**DIRECTIVE:** Copy out all of the material, matching it word for word.

──────── DATA IN THIS EXERCISE

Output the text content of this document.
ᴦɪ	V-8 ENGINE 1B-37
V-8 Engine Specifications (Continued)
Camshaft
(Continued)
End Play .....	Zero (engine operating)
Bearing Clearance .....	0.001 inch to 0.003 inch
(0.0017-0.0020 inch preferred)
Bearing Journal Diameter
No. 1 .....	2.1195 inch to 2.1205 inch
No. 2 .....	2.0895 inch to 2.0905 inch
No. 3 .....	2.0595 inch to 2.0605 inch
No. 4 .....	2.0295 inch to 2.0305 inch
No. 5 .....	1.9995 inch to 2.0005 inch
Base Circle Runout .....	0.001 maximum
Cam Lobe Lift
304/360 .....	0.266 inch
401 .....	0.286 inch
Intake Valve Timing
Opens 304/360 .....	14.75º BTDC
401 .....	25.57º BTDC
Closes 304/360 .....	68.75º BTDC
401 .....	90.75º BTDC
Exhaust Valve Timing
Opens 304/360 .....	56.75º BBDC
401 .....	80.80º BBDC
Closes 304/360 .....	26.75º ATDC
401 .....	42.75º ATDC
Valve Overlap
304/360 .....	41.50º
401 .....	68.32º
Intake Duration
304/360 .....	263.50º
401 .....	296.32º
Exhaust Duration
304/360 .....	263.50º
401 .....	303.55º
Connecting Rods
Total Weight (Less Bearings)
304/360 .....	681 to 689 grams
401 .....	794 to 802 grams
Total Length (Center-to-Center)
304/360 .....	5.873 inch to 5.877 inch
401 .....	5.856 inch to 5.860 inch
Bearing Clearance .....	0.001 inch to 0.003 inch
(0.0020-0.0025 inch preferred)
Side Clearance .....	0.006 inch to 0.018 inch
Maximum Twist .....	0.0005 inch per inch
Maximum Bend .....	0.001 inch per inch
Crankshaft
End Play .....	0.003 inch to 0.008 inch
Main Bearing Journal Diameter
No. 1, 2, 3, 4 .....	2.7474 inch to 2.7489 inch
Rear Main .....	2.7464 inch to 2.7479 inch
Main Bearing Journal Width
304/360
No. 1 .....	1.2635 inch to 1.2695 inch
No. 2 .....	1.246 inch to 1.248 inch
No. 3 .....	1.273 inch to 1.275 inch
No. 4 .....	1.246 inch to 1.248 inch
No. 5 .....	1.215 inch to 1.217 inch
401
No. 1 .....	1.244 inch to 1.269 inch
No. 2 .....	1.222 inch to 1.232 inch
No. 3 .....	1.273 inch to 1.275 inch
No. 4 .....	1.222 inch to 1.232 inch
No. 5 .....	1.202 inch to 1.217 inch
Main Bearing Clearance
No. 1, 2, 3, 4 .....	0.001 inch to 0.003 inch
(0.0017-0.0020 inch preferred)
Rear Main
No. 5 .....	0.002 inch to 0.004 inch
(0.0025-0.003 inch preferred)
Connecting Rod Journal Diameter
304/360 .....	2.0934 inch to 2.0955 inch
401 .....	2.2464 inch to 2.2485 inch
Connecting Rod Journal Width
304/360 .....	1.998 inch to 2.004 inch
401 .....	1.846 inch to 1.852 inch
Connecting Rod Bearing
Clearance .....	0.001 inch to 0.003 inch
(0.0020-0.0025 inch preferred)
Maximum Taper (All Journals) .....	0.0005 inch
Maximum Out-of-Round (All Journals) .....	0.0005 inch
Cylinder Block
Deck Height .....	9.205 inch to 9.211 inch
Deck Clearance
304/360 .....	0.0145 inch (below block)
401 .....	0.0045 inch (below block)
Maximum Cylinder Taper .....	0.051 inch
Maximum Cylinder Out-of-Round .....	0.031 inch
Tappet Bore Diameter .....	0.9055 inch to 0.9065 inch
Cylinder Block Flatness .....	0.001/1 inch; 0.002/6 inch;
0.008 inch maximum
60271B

────────────────

**FULL RESPONSE:**
Output the text content of this document.
ᴦɪ	V-8 ENGINE 1B-37
V-8 Engine Specifications (Continued)
Camshaft
(Continued)
End Play .....	Zero (engine operating)
Bearing Clearance .....	0.001 inch to 0.003 inch
(0.0017-0.0020 inch preferred)
Bearing Journal Diameter
No. 1 .....	2.1195 inch to 2.1205 inch
No. 2 .....	2.0895 inch to 2.0905 inch
No. 3 .....	2.0595 inch to 2.0605 inch
No. 4 .....	2.0295 inch to 2.0305 inch
No. 5 .....	1.9995 inch to 2.0005 inch
Base Circle Runout .....	0.001 maximum
Cam Lobe Lift
304/360 .....	0.266 inch
401 .....	0.286 inch
Intake Valve Timing
Opens 304/360 .....	14.75º BTDC
401 .....	25.57º BTDC
Closes 304/360 .....	68.75º BTDC
401 .....	90.75º BTDC
Exhaust Valve Timing
Opens 304/360 .....	56.75º BBDC
401 .....	80.80º BBDC
Closes 304/360 .....	26.75º ATDC
401 .....	42.75º ATDC
Valve Overlap
304/360 .....	41.50º
401 .....	68.32º
Intake Duration
304/360 .....	263.50º
401 .....	296.32º
Exhaust Duration
304/360 .....	263.50º
401 .....	303.55º
Connecting Rods
Total Weight (Less Bearings)
304/360 .....	681 to 689 grams
401 .....	794 to 802 grams
Total Length (Center-to-Center)
304/360 .....	5.873 inch to 5.877 inch
401 .....	5.856 inch to 5.860 inch
Bearing Clearance .....	0.001 inch to 0.003 inch
(0.0020-0.0025 inch preferred)
Side Clearance .....	0.006 inch to 0.018 inch
Maximum Twist .....	0.0005 inch per inch
Maximum Bend .....	0.001 inch per inch
Crankshaft
End Play .....	0.003 inch to 0.008 inch
Main Bearing Journal Diameter
No. 1, 2, 3, 4 .....	2.7474 inch to 2.7489 inch
Rear Main .....	2.7464 inch to 2.7479 inch
Main Bearing Journal Width
304/360
No. 1 .....	1.2635 inch to 1.2695 inch
No. 2 .....	1.246 inch to 1.248 inch
No. 3 .....	1.273 inch to 1.275 inch
No. 4 .....	1.246 inch to 1.248 inch
No. 5 .....	1.215 inch to 1.217 inch
401
No. 1 .....	1.244 inch to 1.269 inch
No. 2 .....	1.222 inch to 1.232 inch
No. 3 .....	1.273 inch to 1.275 inch
No. 4 .....	1.222 inch to 1.232 inch
No. 5 .....	1.202 inch to 1.217 inch
Main Bearing Clearance
No. 1, 2, 3, 4 .....	0.001 inch to 0.003 inch
(0.0017-0.0020 inch preferred)
Rear Main
No. 5 .....	0.002 inch to 0.004 inch
(0.0025-0.003 inch preferred)
Connecting Rod Journal Diameter
304/360 .....	2.0934 inch to 2.0955 inch
401 .....	2.2464 inch to 2.2485 inch
Connecting Rod Journal Width
304/360 .....	1.998 inch to 2.004 inch
401 .....	1.846 inch to 1.852 inch
Connecting Rod Bearing
Clearance .....	0.001 inch to 0.003 inch
(0.0020-0.0025 inch preferred)
Maximum Taper (All Journals) .....	0.0005 inch
Maximum Out-of-Round (All Journals) .....	0.0005 inch
Cylinder Block
Deck Height .....	9.205 inch to 9.211 inch
Deck Clearance
304/360 .....	0.0145 inch (below block)
401 .....	0.0045 inch (below block)
Maximum Cylinder Taper .....	0.051 inch
Maximum Cylinder Out-of-Round .....	0.031 inch
Tappet Bore Diameter .....	0.9055 inch to 0.9065 inch
Cylinder Block Flatness .....	0.001/1 inch; 0.002/6 inch;
0.008 inch maximum
60271B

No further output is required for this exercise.